> Listing
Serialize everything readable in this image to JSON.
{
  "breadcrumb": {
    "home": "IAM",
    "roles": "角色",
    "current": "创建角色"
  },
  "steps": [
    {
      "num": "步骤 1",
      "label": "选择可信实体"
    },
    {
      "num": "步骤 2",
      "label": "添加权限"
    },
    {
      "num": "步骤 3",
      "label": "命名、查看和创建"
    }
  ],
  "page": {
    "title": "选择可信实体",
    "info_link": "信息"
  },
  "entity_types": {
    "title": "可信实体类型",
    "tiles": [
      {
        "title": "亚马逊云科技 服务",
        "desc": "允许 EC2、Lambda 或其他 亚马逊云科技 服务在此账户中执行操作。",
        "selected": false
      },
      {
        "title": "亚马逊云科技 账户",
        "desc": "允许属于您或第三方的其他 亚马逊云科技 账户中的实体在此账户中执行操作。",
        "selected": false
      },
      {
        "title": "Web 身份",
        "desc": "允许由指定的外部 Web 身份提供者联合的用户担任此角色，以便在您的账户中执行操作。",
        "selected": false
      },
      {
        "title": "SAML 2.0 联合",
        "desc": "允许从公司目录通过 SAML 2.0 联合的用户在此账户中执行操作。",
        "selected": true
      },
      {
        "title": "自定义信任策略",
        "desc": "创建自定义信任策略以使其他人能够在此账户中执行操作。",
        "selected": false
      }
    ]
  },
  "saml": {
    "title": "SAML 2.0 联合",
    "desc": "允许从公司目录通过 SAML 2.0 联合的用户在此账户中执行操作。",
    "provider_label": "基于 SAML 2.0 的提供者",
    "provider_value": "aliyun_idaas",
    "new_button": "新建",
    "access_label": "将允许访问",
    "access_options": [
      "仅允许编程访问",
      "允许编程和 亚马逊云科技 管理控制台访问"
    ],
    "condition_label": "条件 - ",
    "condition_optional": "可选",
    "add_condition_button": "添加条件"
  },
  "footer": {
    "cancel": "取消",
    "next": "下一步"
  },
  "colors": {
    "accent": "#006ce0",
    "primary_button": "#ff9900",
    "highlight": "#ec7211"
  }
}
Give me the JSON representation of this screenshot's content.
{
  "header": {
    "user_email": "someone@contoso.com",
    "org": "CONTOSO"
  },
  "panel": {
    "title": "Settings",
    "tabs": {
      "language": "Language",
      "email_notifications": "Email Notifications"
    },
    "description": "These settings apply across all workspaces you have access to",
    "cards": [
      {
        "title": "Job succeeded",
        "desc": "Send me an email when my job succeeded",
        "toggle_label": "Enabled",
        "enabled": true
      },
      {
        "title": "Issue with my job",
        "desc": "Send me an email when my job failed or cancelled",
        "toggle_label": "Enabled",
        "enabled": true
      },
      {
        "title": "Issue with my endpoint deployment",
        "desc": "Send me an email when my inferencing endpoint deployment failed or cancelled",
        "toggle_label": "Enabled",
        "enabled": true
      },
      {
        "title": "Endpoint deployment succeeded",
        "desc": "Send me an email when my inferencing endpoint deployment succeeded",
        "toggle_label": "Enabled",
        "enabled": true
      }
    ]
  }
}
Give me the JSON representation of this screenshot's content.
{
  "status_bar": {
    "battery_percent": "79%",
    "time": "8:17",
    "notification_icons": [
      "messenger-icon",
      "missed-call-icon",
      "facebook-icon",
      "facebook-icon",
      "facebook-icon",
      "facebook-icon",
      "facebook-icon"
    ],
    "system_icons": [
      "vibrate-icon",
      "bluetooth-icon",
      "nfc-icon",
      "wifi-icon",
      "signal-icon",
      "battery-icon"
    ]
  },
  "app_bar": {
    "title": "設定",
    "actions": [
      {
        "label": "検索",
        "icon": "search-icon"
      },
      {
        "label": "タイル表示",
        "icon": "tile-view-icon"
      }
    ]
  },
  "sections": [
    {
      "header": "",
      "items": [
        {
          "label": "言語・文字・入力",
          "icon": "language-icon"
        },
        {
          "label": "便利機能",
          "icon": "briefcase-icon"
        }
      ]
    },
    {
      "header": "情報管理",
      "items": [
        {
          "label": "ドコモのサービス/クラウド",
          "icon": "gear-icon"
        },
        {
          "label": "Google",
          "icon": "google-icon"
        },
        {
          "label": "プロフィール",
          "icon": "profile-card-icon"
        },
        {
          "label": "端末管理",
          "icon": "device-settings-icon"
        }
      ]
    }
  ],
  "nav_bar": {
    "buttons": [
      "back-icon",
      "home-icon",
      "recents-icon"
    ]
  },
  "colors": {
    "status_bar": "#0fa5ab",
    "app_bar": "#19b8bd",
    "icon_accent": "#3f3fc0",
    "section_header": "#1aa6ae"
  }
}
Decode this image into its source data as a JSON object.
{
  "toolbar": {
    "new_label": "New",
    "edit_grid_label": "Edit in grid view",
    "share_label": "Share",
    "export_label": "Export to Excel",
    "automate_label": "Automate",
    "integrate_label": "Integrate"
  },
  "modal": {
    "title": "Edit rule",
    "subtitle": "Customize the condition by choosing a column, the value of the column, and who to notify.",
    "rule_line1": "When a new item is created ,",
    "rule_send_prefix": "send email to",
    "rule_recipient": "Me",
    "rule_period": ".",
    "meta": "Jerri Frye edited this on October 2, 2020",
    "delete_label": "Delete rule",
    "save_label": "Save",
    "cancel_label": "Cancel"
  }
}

> Written exercise
Each line of the listing should be echoed back exactly.

> Solved problem
Serialize everything readable in this image to JSON.
{
  "breadcrumb": {
    "home": "IAM",
    "roles": "角色",
    "current": "创建角色"
  },
  "steps": [
    {
      "num": "步骤 1",
      "label": "选择可信实体"
    },
    {
      "num": "步骤 2",
      "label": "添加权限"
    },
    {
      "num": "步骤 3",
      "label": "命名、查看和创建"
    }
  ],
  "page": {
    "title": "选择可信实体",
    "info_link": "信息"
  },
  "entity_types": {
    "title": "可信实体类型",
    "tiles": [
      {
        "title": "亚马逊云科技 服务",
        "desc": "允许 EC2、Lambda 或其他 亚马逊云科技 服务在此账户中执行操作。",
        "selected": false
      },
      {
        "title": "亚马逊云科技 账户",
        "desc": "允许属于您或第三方的其他 亚马逊云科技 账户中的实体在此账户中执行操作。",
        "selected": false
      },
      {
        "title": "Web 身份",
        "desc": "允许由指定的外部 Web 身份提供者联合的用户担任此角色，以便在您的账户中执行操作。",
        "selected": false
      },
      {
        "title": "SAML 2.0 联合",
        "desc": "允许从公司目录通过 SAML 2.0 联合的用户在此账户中执行操作。",
        "selected": true
      },
      {
        "title": "自定义信任策略",
        "desc": "创建自定义信任策略以使其他人能够在此账户中执行操作。",
        "selected": false
      }
    ]
  },
  "saml": {
    "title": "SAML 2.0 联合",
    "desc": "允许从公司目录通过 SAML 2.0 联合的用户在此账户中执行操作。",
    "provider_label": "基于 SAML 2.0 的提供者",
    "provider_value": "aliyun_idaas",
    "new_button": "新建",
    "access_label": "将允许访问",
    "access_options": [
      "仅允许编程访问",
      "允许编程和 亚马逊云科技 管理控制台访问"
    ],
    "condition_label": "条件 - ",
    "condition_optional": "可选",
    "add_condition_button": "添加条件"
  },
  "footer": {
    "cancel": "取消",
    "next": "下一步"
  },
  "colors": {
    "accent": "#006ce0",
    "primary_button": "#ff9900",
    "highlight": "#ec7211"
  }
}
Give me the JSON representation of this screenshot's content.
{
  "header": {
    "user_email": "someone@contoso.com",
    "org": "CONTOSO"
  },
  "panel": {
    "title": "Settings",
    "tabs": {
      "language": "Language",
      "email_notifications": "Email Notifications"
    },
    "description": "These settings apply across all workspaces you have access to",
    "cards": [
      {
        "title": "Job succeeded",
        "desc": "Send me an email when my job succeeded",
        "toggle_label": "Enabled",
        "enabled": true
      },
      {
        "title": "Issue with my job",
        "desc": "Send me an email when my job failed or cancelled",
        "toggle_label": "Enabled",
        "enabled": true
      },
      {
        "title": "Issue with my endpoint deployment",
        "desc": "Send me an email when my inferencing endpoint deployment failed or cancelled",
        "toggle_label": "Enabled",
        "enabled": true
      },
      {
        "title": "Endpoint deployment succeeded",
        "desc": "Send me an email when my inferencing endpoint deployment succeeded",
        "toggle_label": "Enabled",
        "enabled": true
      }
    ]
  }
}
Give me the JSON representation of this screenshot's content.
{
  "status_bar": {
    "battery_percent": "79%",
    "time": "8:17",
    "notification_icons": [
      "messenger-icon",
      "missed-call-icon",
      "facebook-icon",
      "facebook-icon",
      "facebook-icon",
      "facebook-icon",
      "facebook-icon"
    ],
    "system_icons": [
      "vibrate-icon",
      "bluetooth-icon",
      "nfc-icon",
      "wifi-icon",
      "signal-icon",
      "battery-icon"
    ]
  },
  "app_bar": {
    "title": "設定",
    "actions": [
      {
        "label": "検索",
        "icon": "search-icon"
      },
      {
        "label": "タイル表示",
        "icon": "tile-view-icon"
      }
    ]
  },
  "sections": [
    {
      "header": "",
      "items": [
        {
          "label": "言語・文字・入力",
          "icon": "language-icon"
        },
        {
          "label": "便利機能",
          "icon": "briefcase-icon"
        }
      ]
    },
    {
      "header": "情報管理",
      "items": [
        {
          "label": "ドコモのサービス/クラウド",
          "icon": "gear-icon"
        },
        {
          "label": "Google",
          "icon": "google-icon"
        },
        {
          "label": "プロフィール",
          "icon": "profile-card-icon"
        },
        {
          "label": "端末管理",
          "icon": "device-settings-icon"
        }
      ]
    }
  ],
  "nav_bar": {
    "buttons": [
      "back-icon",
      "home-icon",
      "recents-icon"
    ]
  },
  "colors": {
    "status_bar": "#0fa5ab",
    "app_bar": "#19b8bd",
    "icon_accent": "#3f3fc0",
    "section_header": "#1aa6ae"
  }
}
Decode this image into its source data as a JSON object.
{
  "toolbar": {
    "new_label": "New",
    "edit_grid_label": "Edit in grid view",
    "share_label": "Share",
    "export_label": "Export to Excel",
    "automate_label": "Automate",
    "integrate_label": "Integrate"
  },
  "modal": {
    "title": "Edit rule",
    "subtitle": "Customize the condition by choosing a column, the value of the column, and who to notify.",
    "rule_line1": "When a new item is created ,",
    "rule_send_prefix": "send email to",
    "rule_recipient": "Me",
    "rule_period": ".",
    "meta": "Jerri Frye edited this on October 2, 2020",
    "delete_label": "Delete rule",
    "save_label": "Save",
    "cancel_label": "Cancel"
  }
}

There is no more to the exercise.